-- start of Dataset extract --

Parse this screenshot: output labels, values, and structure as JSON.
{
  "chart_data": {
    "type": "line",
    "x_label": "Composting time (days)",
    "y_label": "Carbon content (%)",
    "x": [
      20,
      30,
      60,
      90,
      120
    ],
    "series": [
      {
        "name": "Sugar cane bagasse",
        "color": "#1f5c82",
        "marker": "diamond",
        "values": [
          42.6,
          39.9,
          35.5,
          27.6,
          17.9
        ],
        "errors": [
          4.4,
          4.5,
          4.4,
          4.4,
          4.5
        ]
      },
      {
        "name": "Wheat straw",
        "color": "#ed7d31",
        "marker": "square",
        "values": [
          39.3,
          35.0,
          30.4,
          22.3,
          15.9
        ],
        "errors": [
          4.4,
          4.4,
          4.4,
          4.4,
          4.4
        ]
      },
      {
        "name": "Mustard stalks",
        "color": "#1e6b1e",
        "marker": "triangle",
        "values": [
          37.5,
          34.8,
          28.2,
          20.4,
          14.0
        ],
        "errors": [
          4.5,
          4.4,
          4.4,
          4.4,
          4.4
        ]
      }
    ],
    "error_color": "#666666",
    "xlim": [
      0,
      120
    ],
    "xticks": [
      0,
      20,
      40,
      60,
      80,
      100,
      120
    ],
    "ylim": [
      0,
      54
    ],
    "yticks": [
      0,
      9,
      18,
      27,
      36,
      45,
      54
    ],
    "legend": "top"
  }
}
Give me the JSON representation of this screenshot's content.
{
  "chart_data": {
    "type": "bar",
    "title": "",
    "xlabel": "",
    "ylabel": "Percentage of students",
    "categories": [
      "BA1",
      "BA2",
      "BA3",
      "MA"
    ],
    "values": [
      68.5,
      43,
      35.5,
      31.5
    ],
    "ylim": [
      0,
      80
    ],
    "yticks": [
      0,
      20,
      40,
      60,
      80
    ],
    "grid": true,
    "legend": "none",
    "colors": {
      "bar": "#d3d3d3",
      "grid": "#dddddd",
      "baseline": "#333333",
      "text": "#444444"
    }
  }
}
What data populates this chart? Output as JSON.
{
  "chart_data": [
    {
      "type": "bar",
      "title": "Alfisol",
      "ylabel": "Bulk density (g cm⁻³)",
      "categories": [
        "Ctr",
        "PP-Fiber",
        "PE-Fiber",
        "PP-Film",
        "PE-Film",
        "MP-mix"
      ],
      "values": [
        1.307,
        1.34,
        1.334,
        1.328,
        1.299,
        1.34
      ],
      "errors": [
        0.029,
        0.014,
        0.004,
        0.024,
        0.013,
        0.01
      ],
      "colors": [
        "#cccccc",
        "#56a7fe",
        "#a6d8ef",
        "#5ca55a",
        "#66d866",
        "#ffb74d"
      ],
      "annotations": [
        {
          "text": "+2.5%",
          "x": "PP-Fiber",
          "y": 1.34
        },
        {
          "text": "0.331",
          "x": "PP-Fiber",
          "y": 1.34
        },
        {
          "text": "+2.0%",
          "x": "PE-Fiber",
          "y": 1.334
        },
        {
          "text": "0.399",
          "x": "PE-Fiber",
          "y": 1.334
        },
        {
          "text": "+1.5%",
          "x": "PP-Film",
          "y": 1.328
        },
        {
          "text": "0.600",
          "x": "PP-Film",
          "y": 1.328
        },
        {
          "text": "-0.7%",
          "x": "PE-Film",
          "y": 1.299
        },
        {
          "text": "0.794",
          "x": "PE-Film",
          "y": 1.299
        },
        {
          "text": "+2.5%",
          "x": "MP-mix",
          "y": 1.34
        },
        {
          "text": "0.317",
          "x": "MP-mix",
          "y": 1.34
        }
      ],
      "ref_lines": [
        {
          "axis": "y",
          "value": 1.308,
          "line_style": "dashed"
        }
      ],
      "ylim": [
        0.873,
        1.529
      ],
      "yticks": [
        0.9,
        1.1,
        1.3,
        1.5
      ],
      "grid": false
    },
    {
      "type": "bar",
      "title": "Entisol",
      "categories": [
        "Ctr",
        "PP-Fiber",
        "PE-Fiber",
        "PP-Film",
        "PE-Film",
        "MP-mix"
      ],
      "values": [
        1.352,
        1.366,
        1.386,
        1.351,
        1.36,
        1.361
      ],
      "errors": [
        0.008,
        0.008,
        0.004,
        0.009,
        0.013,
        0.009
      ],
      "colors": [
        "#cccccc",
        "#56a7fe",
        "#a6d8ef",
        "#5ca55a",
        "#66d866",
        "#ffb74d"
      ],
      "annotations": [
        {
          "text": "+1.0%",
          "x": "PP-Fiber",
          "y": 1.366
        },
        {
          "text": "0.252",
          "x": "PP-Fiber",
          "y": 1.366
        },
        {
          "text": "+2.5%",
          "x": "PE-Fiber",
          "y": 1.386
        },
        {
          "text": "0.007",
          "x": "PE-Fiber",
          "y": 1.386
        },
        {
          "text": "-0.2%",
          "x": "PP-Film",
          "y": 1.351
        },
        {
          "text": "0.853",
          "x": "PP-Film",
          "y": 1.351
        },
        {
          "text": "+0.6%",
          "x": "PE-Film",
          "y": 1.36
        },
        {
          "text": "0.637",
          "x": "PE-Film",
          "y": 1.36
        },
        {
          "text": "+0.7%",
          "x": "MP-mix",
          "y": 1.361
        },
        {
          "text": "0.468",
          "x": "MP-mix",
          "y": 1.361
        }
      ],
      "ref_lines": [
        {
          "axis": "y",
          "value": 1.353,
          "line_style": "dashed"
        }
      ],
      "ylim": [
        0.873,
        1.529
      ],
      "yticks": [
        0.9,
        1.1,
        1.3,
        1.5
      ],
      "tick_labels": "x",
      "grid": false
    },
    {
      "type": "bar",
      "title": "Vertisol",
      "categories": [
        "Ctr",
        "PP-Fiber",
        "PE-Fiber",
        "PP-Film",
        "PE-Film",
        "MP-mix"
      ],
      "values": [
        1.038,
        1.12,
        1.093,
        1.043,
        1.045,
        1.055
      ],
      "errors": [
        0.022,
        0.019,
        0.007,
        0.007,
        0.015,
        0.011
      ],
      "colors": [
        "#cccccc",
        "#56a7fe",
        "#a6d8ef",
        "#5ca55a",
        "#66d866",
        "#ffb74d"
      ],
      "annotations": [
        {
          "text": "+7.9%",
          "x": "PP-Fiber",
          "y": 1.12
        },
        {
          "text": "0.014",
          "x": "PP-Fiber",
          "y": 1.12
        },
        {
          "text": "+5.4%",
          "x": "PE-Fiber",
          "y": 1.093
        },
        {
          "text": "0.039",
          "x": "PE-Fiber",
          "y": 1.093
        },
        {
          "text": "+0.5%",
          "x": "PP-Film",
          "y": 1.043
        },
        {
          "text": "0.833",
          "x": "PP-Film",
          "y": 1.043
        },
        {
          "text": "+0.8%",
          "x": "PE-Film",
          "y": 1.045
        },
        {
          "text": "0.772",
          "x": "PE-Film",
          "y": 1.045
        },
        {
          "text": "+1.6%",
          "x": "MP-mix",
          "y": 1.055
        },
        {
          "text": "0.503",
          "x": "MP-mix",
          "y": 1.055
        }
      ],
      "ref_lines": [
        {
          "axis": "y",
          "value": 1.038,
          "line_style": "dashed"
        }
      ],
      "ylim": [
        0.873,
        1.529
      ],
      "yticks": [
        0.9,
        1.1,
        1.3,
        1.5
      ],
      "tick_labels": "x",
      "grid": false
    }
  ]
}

-- end of Dataset extract --

◆ **Exercise directions**
Every entry needs to be retyped exactly.

◆ **Solution to the exercise**
Parse this screenshot: output labels, values, and structure as JSON.
{
  "chart_data": {
    "type": "line",
    "x_label": "Composting time (days)",
    "y_label": "Carbon content (%)",
    "x": [
      20,
      30,
      60,
      90,
      120
    ],
    "series": [
      {
        "name": "Sugar cane bagasse",
        "color": "#1f5c82",
        "marker": "diamond",
        "values": [
          42.6,
          39.9,
          35.5,
          27.6,
          17.9
        ],
        "errors": [
          4.4,
          4.5,
          4.4,
          4.4,
          4.5
        ]
      },
      {
        "name": "Wheat straw",
        "color": "#ed7d31",
        "marker": "square",
        "values": [
          39.3,
          35.0,
          30.4,
          22.3,
          15.9
        ],
        "errors": [
          4.4,
          4.4,
          4.4,
          4.4,
          4.4
        ]
      },
      {
        "name": "Mustard stalks",
        "color": "#1e6b1e",
        "marker": "triangle",
        "values": [
          37.5,
          34.8,
          28.2,
          20.4,
          14.0
        ],
        "errors": [
          4.5,
          4.4,
          4.4,
          4.4,
          4.4
        ]
      }
    ],
    "error_color": "#666666",
    "xlim": [
      0,
      120
    ],
    "xticks": [
      0,
      20,
      40,
      60,
      80,
      100,
      120
    ],
    "ylim": [
      0,
      54
    ],
    "yticks": [
      0,
      9,
      18,
      27,
      36,
      45,
      54
    ],
    "legend": "top"
  }
}
Give me the JSON representation of this screenshot's content.
{
  "chart_data": {
    "type": "bar",
    "title": "",
    "xlabel": "",
    "ylabel": "Percentage of students",
    "categories": [
      "BA1",
      "BA2",
      "BA3",
      "MA"
    ],
    "values": [
      68.5,
      43,
      35.5,
      31.5
    ],
    "ylim": [
      0,
      80
    ],
    "yticks": [
      0,
      20,
      40,
      60,
      80
    ],
    "grid": true,
    "legend": "none",
    "colors": {
      "bar": "#d3d3d3",
      "grid": "#dddddd",
      "baseline": "#333333",
      "text": "#444444"
    }
  }
}
What data populates this chart? Output as JSON.
{
  "chart_data": [
    {
      "type": "bar",
      "title": "Alfisol",
      "ylabel": "Bulk density (g cm⁻³)",
      "categories": [
        "Ctr",
        "PP-Fiber",
        "PE-Fiber",
        "PP-Film",
        "PE-Film",
        "MP-mix"
      ],
      "values": [
        1.307,
        1.34,
        1.334,
        1.328,
        1.299,
        1.34
      ],
      "errors": [
        0.029,
        0.014,
        0.004,
        0.024,
        0.013,
        0.01
      ],
      "colors": [
        "#cccccc",
        "#56a7fe",
        "#a6d8ef",
        "#5ca55a",
        "#66d866",
        "#ffb74d"
      ],
      "annotations": [
        {
          "text": "+2.5%",
          "x": "PP-Fiber",
          "y": 1.34
        },
        {
          "text": "0.331",
          "x": "PP-Fiber",
          "y": 1.34
        },
        {
          "text": "+2.0%",
          "x": "PE-Fiber",
          "y": 1.334
        },
        {
          "text": "0.399",
          "x": "PE-Fiber",
          "y": 1.334
        },
        {
          "text": "+1.5%",
          "x": "PP-Film",
          "y": 1.328
        },
        {
          "text": "0.600",
          "x": "PP-Film",
          "y": 1.328
        },
        {
          "text": "-0.7%",
          "x": "PE-Film",
          "y": 1.299
        },
        {
          "text": "0.794",
          "x": "PE-Film",
          "y": 1.299
        },
        {
          "text": "+2.5%",
          "x": "MP-mix",
          "y": 1.34
        },
        {
          "text": "0.317",
          "x": "MP-mix",
          "y": 1.34
        }
      ],
      "ref_lines": [
        {
          "axis": "y",
          "value": 1.308,
          "line_style": "dashed"
        }
      ],
      "ylim": [
        0.873,
        1.529
      ],
      "yticks": [
        0.9,
        1.1,
        1.3,
        1.5
      ],
      "grid": false
    },
    {
      "type": "bar",
      "title": "Entisol",
      "categories": [
        "Ctr",
        "PP-Fiber",
        "PE-Fiber",
        "PP-Film",
        "PE-Film",
        "MP-mix"
      ],
      "values": [
        1.352,
        1.366,
        1.386,
        1.351,
        1.36,
        1.361
      ],
      "errors": [
        0.008,
        0.008,
        0.004,
        0.009,
        0.013,
        0.009
      ],
      "colors": [
        "#cccccc",
        "#56a7fe",
        "#a6d8ef",
        "#5ca55a",
        "#66d866",
        "#ffb74d"
      ],
      "annotations": [
        {
          "text": "+1.0%",
          "x": "PP-Fiber",
          "y": 1.366
        },
        {
          "text": "0.252",
          "x": "PP-Fiber",
          "y": 1.366
        },
        {
          "text": "+2.5%",
          "x": "PE-Fiber",
          "y": 1.386
        },
        {
          "text": "0.007",
          "x": "PE-Fiber",
          "y": 1.386
        },
        {
          "text": "-0.2%",
          "x": "PP-Film",
          "y": 1.351
        },
        {
          "text": "0.853",
          "x": "PP-Film",
          "y": 1.351
        },
        {
          "text": "+0.6%",
          "x": "PE-Film",
          "y": 1.36
        },
        {
          "text": "0.637",
          "x": "PE-Film",
          "y": 1.36
        },
        {
          "text": "+0.7%",
          "x": "MP-mix",
          "y": 1.361
        },
        {
          "text": "0.468",
          "x": "MP-mix",
          "y": 1.361
        }
      ],
      "ref_lines": [
        {
          "axis": "y",
          "value": 1.353,
          "line_style": "dashed"
        }
      ],
      "ylim": [
        0.873,
        1.529
      ],
      "yticks": [
        0.9,
        1.1,
        1.3,
        1.5
      ],
      "tick_labels": "x",
      "grid": false
    },
    {
      "type": "bar",
      "title": "Vertisol",
      "categories": [
        "Ctr",
        "PP-Fiber",
        "PE-Fiber",
        "PP-Film",
        "PE-Film",
        "MP-mix"
      ],
      "values": [
        1.038,
        1.12,
        1.093,
        1.043,
        1.045,
        1.055
      ],
      "errors": [
        0.022,
        0.019,
        0.007,
        0.007,
        0.015,
        0.011
      ],
      "colors": [
        "#cccccc",
        "#56a7fe",
        "#a6d8ef",
        "#5ca55a",
        "#66d866",
        "#ffb74d"
      ],
      "annotations": [
        {
          "text": "+7.9%",
          "x": "PP-Fiber",
          "y": 1.12
        },
        {
          "text": "0.014",
          "x": "PP-Fiber",
          "y": 1.12
        },
        {
          "text": "+5.4%",
          "x": "PE-Fiber",
          "y": 1.093
        },
        {
          "text": "0.039",
          "x": "PE-Fiber",
          "y": 1.093
        },
        {
          "text": "+0.5%",
          "x": "PP-Film",
          "y": 1.043
        },
        {
          "text": "0.833",
          "x": "PP-Film",
          "y": 1.043
        },
        {
          "text": "+0.8%",
          "x": "PE-Film",
          "y": 1.045
        },
        {
          "text": "0.772",
          "x": "PE-Film",
          "y": 1.045
        },
        {
          "text": "+1.6%",
          "x": "MP-mix",
          "y": 1.055
        },
        {
          "text": "0.503",
          "x": "MP-mix",
          "y": 1.055
        }
      ],
      "ref_lines": [
        {
          "axis": "y",
          "value": 1.038,
          "line_style": "dashed"
        }
      ],
      "ylim": [
        0.873,
        1.529
      ],
      "yticks": [
        0.9,
        1.1,
        1.3,
        1.5
      ],
      "tick_labels": "x",
      "grid": false
    }
  ]
}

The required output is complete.